Will you give the material below again, every line exactly as it is?

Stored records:
** BEGIN **

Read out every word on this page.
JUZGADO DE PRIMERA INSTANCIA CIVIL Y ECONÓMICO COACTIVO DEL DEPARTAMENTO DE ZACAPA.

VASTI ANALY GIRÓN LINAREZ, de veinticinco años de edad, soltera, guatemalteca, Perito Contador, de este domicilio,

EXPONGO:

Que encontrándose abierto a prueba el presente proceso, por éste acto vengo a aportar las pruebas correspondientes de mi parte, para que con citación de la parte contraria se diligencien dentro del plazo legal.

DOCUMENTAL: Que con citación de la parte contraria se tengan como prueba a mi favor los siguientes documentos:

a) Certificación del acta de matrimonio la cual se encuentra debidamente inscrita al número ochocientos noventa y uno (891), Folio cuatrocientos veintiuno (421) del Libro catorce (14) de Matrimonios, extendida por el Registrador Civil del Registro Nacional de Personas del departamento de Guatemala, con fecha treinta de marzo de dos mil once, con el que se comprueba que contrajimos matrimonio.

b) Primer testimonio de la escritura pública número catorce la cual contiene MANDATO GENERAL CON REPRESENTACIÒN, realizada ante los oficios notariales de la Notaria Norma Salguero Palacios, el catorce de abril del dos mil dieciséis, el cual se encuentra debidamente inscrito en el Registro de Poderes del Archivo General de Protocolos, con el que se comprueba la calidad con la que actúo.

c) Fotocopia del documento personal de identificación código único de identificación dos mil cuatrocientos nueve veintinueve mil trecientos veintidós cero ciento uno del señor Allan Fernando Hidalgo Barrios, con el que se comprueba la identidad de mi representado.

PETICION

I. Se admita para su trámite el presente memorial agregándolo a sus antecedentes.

** END **

- **Answer in full**:
Read out every word on this page.
JUZGADO DE PRIMERA INSTANCIA CIVIL Y ECONÓMICO COACTIVO DEL DEPARTAMENTO DE ZACAPA.

VASTI ANALY GIRÓN LINAREZ, de veinticinco años de edad, soltera, guatemalteca, Perito Contador, de este domicilio,

EXPONGO:

Que encontrándose abierto a prueba el presente proceso, por éste acto vengo a aportar las pruebas correspondientes de mi parte, para que con citación de la parte contraria se diligencien dentro del plazo legal.

DOCUMENTAL: Que con citación de la parte contraria se tengan como prueba a mi favor los siguientes documentos:

a) Certificación del acta de matrimonio la cual se encuentra debidamente inscrita al número ochocientos noventa y uno (891), Folio cuatrocientos veintiuno (421) del Libro catorce (14) de Matrimonios, extendida por el Registrador Civil del Registro Nacional de Personas del departamento de Guatemala, con fecha treinta de marzo de dos mil once, con el que se comprueba que contrajimos matrimonio.

b) Primer testimonio de la escritura pública número catorce la cual contiene MANDATO GENERAL CON REPRESENTACIÒN, realizada ante los oficios notariales de la Notaria Norma Salguero Palacios, el catorce de abril del dos mil dieciséis, el cual se encuentra debidamente inscrito en el Registro de Poderes del Archivo General de Protocolos, con el que se comprueba la calidad con la que actúo.

c) Fotocopia del documento personal de identificación código único de identificación dos mil cuatrocientos nueve veintinueve mil trecientos veintidós cero ciento uno del señor Allan Fernando Hidalgo Barrios, con el que se comprueba la identidad de mi representado.

PETICION

I. Se admita para su trámite el presente memorial agregándolo a sus antecedentes.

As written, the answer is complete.